TASK REQUIREMENTS
Work out how many lines have "arbetslöshet" in them. Give only that number.

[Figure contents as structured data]

--*--

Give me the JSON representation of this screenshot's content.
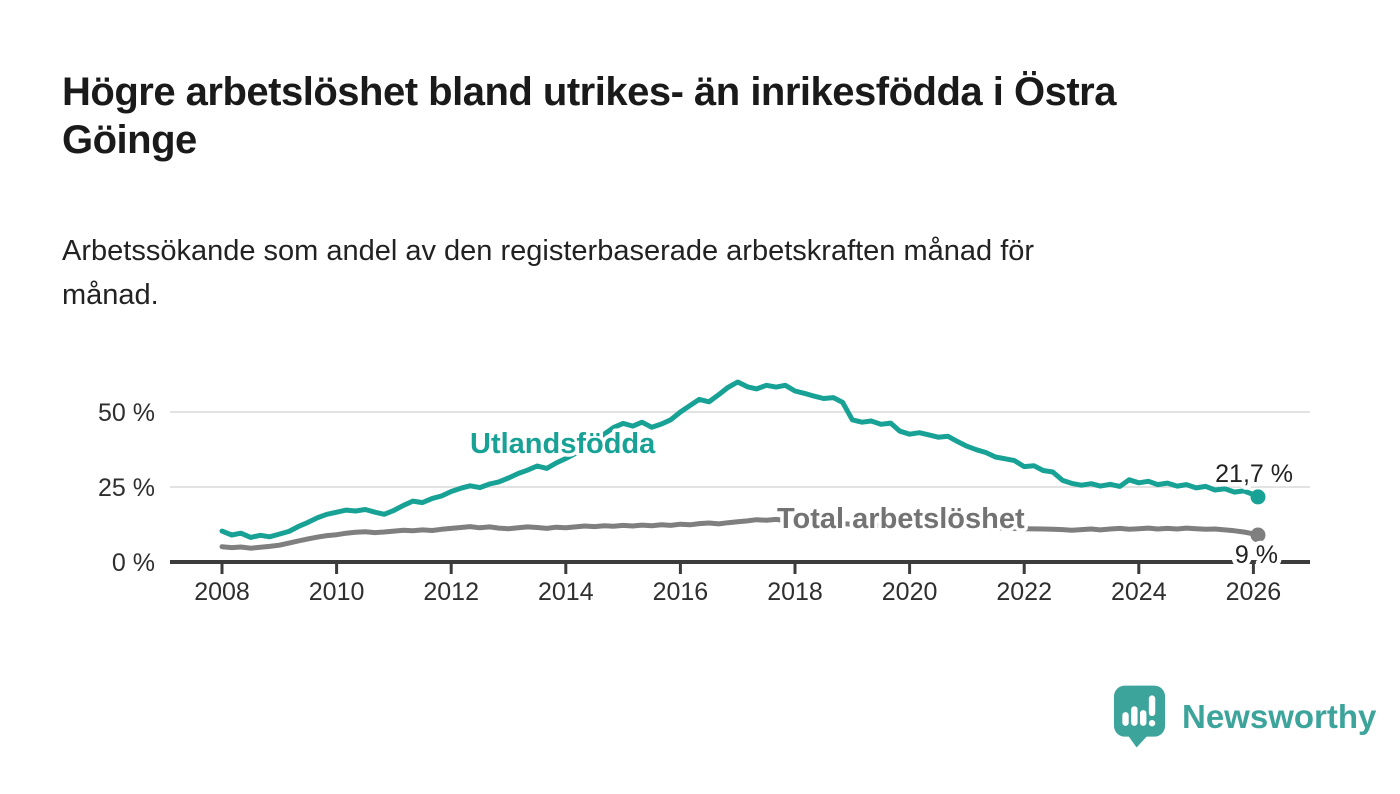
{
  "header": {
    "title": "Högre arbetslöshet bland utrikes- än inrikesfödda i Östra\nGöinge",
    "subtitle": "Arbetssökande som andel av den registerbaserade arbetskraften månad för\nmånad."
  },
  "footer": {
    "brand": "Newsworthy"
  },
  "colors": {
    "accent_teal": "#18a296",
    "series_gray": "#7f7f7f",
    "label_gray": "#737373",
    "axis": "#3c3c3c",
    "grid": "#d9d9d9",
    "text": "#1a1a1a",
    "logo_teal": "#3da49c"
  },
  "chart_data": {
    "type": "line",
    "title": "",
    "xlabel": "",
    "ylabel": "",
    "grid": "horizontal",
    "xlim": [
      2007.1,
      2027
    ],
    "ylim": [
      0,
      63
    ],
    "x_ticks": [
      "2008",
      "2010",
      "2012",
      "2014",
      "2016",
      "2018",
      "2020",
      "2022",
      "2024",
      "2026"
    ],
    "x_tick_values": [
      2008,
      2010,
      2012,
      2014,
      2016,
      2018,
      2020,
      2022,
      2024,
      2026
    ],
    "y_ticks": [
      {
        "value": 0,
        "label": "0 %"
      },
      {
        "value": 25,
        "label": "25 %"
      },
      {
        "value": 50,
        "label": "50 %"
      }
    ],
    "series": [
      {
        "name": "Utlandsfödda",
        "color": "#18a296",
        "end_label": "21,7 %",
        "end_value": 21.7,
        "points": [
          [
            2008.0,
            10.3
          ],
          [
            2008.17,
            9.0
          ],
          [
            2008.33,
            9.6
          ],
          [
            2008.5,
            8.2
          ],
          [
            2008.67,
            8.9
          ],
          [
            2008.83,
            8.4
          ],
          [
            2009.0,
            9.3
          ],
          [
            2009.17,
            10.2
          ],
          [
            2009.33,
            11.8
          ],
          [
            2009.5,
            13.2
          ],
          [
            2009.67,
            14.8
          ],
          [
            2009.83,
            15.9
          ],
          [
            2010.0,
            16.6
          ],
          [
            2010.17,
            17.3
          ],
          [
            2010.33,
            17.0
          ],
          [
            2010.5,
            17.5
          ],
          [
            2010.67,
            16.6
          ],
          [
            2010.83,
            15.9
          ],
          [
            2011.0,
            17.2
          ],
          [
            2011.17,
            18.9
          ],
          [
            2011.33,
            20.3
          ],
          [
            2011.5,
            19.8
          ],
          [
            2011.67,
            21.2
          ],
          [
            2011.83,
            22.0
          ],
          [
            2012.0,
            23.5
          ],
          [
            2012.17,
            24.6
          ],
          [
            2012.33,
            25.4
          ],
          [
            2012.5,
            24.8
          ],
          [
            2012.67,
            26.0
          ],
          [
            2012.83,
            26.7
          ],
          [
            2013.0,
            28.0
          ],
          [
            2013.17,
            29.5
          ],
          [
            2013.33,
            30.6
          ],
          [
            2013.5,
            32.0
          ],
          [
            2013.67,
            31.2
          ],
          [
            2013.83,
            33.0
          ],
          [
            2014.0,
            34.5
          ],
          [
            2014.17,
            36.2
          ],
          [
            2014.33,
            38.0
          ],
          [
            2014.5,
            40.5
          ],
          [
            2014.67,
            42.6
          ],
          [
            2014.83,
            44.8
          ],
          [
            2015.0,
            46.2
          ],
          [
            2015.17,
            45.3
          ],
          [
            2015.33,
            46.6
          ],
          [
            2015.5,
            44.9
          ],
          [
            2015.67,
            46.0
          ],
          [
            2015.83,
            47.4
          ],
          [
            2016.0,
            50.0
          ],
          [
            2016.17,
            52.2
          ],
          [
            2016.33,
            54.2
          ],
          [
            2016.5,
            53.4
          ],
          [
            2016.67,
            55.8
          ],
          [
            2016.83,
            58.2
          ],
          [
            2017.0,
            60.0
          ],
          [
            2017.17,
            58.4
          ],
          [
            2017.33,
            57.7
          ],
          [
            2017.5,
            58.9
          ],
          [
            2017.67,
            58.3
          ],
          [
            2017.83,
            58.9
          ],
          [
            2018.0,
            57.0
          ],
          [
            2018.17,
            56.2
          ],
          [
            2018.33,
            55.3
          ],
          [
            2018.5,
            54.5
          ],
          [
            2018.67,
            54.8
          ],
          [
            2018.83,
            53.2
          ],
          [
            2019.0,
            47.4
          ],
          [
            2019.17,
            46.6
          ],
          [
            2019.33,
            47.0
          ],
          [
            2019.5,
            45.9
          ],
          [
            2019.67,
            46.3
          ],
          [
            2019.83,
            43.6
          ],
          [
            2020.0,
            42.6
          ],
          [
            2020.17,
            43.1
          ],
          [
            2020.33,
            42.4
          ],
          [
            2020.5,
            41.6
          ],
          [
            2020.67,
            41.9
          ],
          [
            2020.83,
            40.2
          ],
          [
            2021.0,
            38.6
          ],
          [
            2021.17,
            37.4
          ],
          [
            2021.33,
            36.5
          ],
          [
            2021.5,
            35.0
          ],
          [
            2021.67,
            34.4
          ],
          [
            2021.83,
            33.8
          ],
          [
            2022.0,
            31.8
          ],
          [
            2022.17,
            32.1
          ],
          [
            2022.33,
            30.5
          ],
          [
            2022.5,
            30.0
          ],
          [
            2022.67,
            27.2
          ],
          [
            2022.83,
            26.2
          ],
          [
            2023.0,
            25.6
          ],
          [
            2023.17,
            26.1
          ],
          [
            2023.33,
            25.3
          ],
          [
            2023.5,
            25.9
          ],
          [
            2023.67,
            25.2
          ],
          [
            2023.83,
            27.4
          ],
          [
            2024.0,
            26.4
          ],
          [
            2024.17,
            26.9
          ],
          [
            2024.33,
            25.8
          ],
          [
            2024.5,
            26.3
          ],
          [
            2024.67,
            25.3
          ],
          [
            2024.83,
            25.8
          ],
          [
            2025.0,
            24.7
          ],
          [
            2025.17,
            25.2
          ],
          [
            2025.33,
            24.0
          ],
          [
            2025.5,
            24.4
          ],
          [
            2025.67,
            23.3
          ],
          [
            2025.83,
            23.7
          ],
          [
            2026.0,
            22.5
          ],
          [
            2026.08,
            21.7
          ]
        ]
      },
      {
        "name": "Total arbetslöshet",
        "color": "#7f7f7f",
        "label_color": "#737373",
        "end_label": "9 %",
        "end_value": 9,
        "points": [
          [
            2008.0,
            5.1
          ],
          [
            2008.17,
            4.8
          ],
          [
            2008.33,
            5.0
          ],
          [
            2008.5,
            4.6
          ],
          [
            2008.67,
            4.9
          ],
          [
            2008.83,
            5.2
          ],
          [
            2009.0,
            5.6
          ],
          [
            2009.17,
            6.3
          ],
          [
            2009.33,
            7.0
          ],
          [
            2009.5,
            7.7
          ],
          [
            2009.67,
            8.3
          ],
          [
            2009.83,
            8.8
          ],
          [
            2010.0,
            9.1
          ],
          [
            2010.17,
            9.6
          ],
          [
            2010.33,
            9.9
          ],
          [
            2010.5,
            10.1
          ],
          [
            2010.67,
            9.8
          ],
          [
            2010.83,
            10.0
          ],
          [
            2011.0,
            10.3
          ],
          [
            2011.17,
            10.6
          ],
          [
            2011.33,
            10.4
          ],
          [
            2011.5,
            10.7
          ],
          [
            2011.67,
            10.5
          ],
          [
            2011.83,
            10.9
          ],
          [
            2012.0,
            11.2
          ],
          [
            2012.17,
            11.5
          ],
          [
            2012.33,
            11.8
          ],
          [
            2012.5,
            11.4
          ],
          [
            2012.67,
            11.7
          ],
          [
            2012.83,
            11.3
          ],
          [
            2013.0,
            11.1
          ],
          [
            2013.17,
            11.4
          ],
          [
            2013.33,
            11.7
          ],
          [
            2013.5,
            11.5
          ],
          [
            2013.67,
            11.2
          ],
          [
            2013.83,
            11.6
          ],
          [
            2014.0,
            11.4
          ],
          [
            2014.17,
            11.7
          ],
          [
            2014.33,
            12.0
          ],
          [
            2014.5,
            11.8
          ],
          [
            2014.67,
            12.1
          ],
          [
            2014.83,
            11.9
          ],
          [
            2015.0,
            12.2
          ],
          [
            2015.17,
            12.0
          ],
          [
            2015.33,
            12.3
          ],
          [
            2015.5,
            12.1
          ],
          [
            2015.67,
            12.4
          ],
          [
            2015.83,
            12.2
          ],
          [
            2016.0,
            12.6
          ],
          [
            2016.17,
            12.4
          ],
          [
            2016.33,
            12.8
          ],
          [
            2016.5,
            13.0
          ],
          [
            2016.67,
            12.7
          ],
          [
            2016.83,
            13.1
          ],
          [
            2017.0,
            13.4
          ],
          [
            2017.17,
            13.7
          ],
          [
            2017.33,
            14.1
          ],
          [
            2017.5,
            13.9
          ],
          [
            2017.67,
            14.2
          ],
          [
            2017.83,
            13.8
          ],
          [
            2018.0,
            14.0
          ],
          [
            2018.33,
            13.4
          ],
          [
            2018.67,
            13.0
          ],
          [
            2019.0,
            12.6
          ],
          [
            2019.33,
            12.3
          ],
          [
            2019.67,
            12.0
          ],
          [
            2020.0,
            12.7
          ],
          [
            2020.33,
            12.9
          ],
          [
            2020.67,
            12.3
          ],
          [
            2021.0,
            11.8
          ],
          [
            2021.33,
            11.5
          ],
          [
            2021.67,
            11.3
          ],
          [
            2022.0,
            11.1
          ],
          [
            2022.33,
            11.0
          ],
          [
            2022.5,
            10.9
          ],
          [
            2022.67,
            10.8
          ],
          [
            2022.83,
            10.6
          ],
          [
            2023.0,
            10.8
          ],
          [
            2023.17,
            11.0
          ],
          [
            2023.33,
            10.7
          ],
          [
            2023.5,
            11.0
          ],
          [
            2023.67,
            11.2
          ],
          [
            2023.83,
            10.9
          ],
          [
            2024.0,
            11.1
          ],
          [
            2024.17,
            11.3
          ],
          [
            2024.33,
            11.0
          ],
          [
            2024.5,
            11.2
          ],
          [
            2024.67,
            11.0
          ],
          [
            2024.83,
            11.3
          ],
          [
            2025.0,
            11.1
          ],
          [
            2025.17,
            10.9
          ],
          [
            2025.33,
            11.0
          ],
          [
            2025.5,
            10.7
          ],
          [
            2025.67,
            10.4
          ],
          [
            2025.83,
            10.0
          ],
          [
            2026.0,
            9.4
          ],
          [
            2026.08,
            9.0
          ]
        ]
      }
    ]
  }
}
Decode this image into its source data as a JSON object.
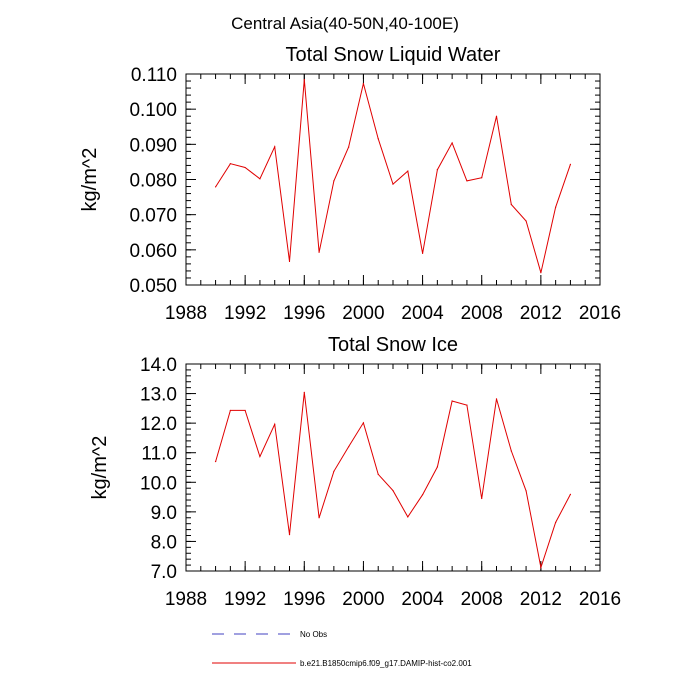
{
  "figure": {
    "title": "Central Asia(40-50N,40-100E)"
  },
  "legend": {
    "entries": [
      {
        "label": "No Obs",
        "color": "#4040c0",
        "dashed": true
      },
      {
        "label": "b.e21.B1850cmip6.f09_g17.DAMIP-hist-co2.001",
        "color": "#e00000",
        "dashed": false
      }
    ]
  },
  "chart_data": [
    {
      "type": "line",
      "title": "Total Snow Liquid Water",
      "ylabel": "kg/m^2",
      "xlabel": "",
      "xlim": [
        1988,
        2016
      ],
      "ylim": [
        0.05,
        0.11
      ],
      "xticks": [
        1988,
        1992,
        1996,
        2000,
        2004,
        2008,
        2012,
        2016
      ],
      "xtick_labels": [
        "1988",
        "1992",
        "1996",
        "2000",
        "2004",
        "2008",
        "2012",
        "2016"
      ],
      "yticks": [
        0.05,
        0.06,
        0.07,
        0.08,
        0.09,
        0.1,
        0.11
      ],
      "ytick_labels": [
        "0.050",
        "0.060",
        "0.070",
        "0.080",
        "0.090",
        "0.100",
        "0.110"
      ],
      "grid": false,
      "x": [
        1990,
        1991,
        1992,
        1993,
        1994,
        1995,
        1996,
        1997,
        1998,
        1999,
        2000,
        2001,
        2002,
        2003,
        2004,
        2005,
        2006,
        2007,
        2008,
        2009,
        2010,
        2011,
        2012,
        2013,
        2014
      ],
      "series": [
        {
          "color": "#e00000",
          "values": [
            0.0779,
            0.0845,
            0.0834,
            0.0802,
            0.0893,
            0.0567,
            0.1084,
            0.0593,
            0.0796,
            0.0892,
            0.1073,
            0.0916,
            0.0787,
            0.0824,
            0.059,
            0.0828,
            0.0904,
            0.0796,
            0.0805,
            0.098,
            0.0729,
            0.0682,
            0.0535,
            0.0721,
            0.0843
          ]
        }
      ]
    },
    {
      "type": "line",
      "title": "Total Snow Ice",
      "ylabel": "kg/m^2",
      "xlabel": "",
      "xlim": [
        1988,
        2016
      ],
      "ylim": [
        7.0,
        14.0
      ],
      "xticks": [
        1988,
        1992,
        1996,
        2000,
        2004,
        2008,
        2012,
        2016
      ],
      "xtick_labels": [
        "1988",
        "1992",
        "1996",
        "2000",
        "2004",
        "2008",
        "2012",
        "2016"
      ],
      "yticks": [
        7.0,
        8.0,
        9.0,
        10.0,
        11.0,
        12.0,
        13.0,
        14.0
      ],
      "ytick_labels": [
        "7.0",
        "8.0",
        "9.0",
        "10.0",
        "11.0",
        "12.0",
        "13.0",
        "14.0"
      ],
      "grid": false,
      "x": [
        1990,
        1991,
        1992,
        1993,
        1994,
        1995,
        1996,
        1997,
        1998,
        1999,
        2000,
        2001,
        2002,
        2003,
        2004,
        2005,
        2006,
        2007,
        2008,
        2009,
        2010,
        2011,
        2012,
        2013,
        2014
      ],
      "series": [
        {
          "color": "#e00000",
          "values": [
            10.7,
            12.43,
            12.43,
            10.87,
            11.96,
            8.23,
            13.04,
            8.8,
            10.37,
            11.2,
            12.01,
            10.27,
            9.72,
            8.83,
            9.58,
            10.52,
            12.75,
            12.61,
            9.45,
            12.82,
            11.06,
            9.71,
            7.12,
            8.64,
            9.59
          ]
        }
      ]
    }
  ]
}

--*--

RESULT OF THE TASK
2